- Exercise description: Give every entry again, unchanged, and leave its images out.
- - - - -
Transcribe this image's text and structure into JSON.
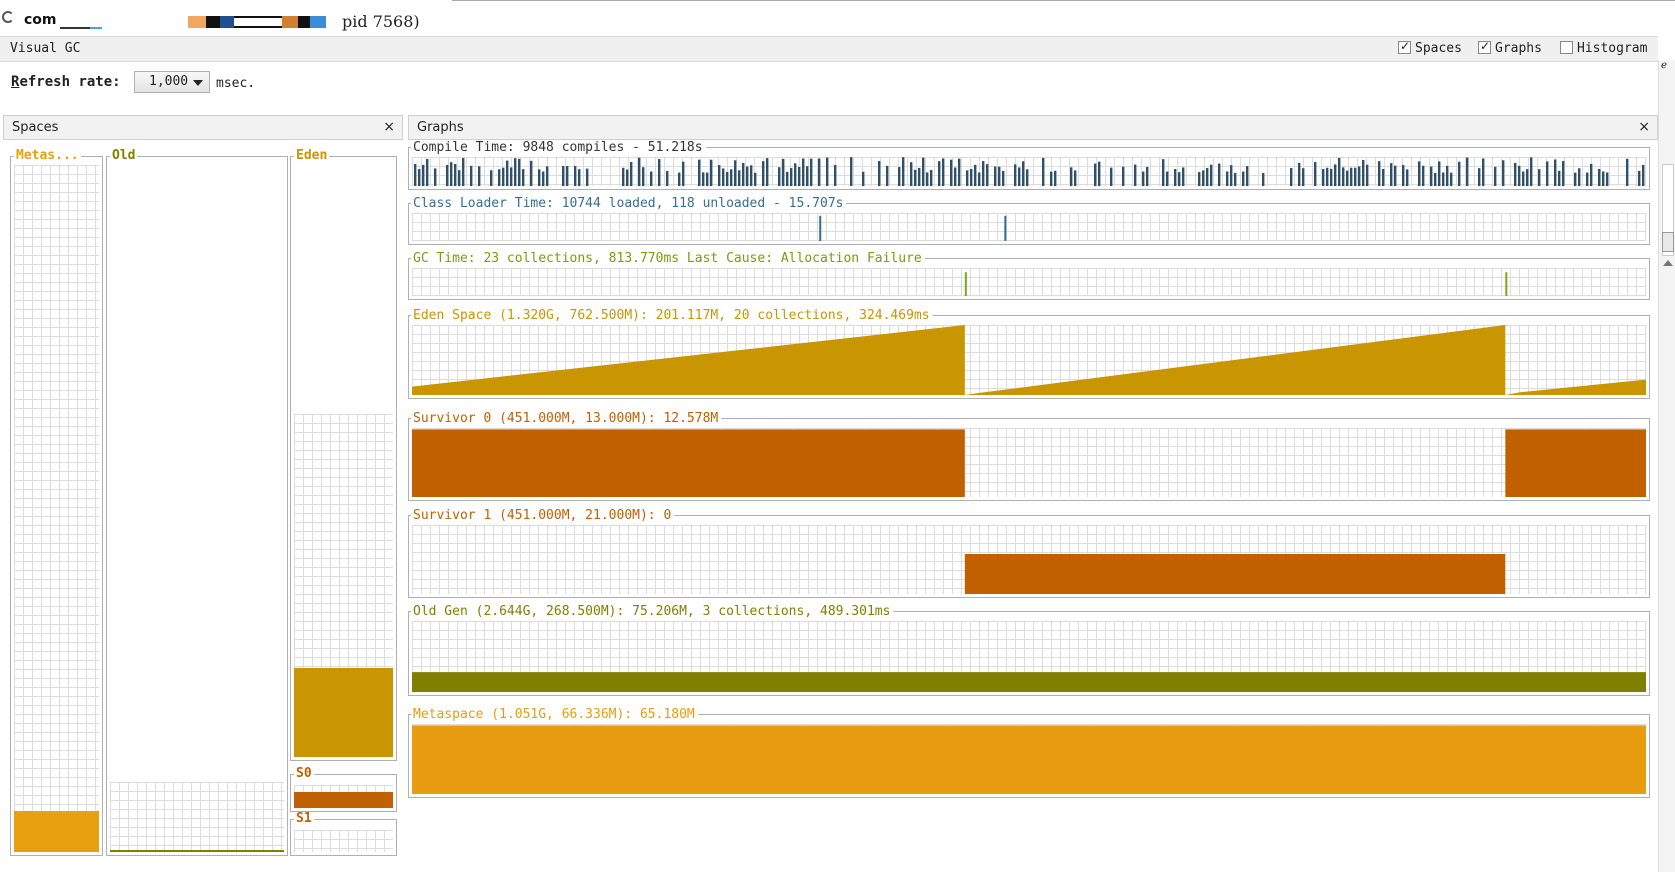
{
  "window": {
    "title_name": "com",
    "title_pid": "pid 7568)"
  },
  "header": {
    "title": "Visual GC",
    "options": [
      {
        "label": "Spaces",
        "checked": true
      },
      {
        "label": "Graphs",
        "checked": true
      },
      {
        "label": "Histogram",
        "checked": false
      }
    ]
  },
  "refresh": {
    "label_prefix": "R",
    "label_rest": "efresh rate:",
    "value": "1,000",
    "unit": "msec."
  },
  "spaces_panel": {
    "title": "Spaces",
    "close": "×",
    "columns": [
      {
        "label": "Metas...",
        "fill": 0.06,
        "color": "#e8a010"
      },
      {
        "label": "Old",
        "fill": 0.03,
        "color": "#808000"
      },
      {
        "label": "Eden",
        "fill": 0.26,
        "capacity": 0.58,
        "color": "#c99500"
      },
      {
        "label": "S0",
        "fill": 0.7,
        "color": "#c06000"
      },
      {
        "label": "S1",
        "fill": 0.0,
        "color": "#c06000"
      }
    ]
  },
  "graphs_panel": {
    "title": "Graphs",
    "close": "×",
    "graphs": [
      {
        "label": "Compile Time: 9848 compiles - 51.218s",
        "color": "#2f5068",
        "label_color": "#333333"
      },
      {
        "label": "Class Loader Time: 10744 loaded, 118 unloaded - 15.707s",
        "color": "#3a6d8f",
        "label_color": "#3a6d8f"
      },
      {
        "label": "GC Time: 23 collections, 813.770ms Last Cause: Allocation Failure",
        "color": "#7aa818",
        "label_color": "#7a9a10"
      },
      {
        "label": "Eden Space (1.320G, 762.500M): 201.117M, 20 collections, 324.469ms",
        "color": "#c99500",
        "label_color": "#c99500"
      },
      {
        "label": "Survivor 0 (451.000M, 13.000M): 12.578M",
        "color": "#c06000",
        "label_color": "#c06000"
      },
      {
        "label": "Survivor 1 (451.000M, 21.000M): 0",
        "color": "#c06000",
        "label_color": "#c06000"
      },
      {
        "label": "Old Gen (2.644G, 268.500M): 75.206M, 3 collections, 489.301ms",
        "color": "#808000",
        "label_color": "#808000"
      },
      {
        "label": "Metaspace (1.051G, 66.336M): 65.180M",
        "color": "#e89c10",
        "label_color": "#e89c10"
      }
    ]
  }
}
- - - - -
- Output:
Transcribe this image's text and structure into JSON.
{
  "window": {
    "title_name": "com",
    "title_pid": "pid 7568)"
  },
  "header": {
    "title": "Visual GC",
    "options": [
      {
        "label": "Spaces",
        "checked": true
      },
      {
        "label": "Graphs",
        "checked": true
      },
      {
        "label": "Histogram",
        "checked": false
      }
    ]
  },
  "refresh": {
    "label_prefix": "R",
    "label_rest": "efresh rate:",
    "value": "1,000",
    "unit": "msec."
  },
  "spaces_panel": {
    "title": "Spaces",
    "close": "×",
    "columns": [
      {
        "label": "Metas...",
        "fill": 0.06,
        "color": "#e8a010"
      },
      {
        "label": "Old",
        "fill": 0.03,
        "color": "#808000"
      },
      {
        "label": "Eden",
        "fill": 0.26,
        "capacity": 0.58,
        "color": "#c99500"
      },
      {
        "label": "S0",
        "fill": 0.7,
        "color": "#c06000"
      },
      {
        "label": "S1",
        "fill": 0.0,
        "color": "#c06000"
      }
    ]
  },
  "graphs_panel": {
    "title": "Graphs",
    "close": "×",
    "graphs": [
      {
        "label": "Compile Time: 9848 compiles - 51.218s",
        "color": "#2f5068",
        "label_color": "#333333"
      },
      {
        "label": "Class Loader Time: 10744 loaded, 118 unloaded - 15.707s",
        "color": "#3a6d8f",
        "label_color": "#3a6d8f"
      },
      {
        "label": "GC Time: 23 collections, 813.770ms Last Cause: Allocation Failure",
        "color": "#7aa818",
        "label_color": "#7a9a10"
      },
      {
        "label": "Eden Space (1.320G, 762.500M): 201.117M, 20 collections, 324.469ms",
        "color": "#c99500",
        "label_color": "#c99500"
      },
      {
        "label": "Survivor 0 (451.000M, 13.000M): 12.578M",
        "color": "#c06000",
        "label_color": "#c06000"
      },
      {
        "label": "Survivor 1 (451.000M, 21.000M): 0",
        "color": "#c06000",
        "label_color": "#c06000"
      },
      {
        "label": "Old Gen (2.644G, 268.500M): 75.206M, 3 collections, 489.301ms",
        "color": "#808000",
        "label_color": "#808000"
      },
      {
        "label": "Metaspace (1.051G, 66.336M): 65.180M",
        "color": "#e89c10",
        "label_color": "#e89c10"
      }
    ]
  }
}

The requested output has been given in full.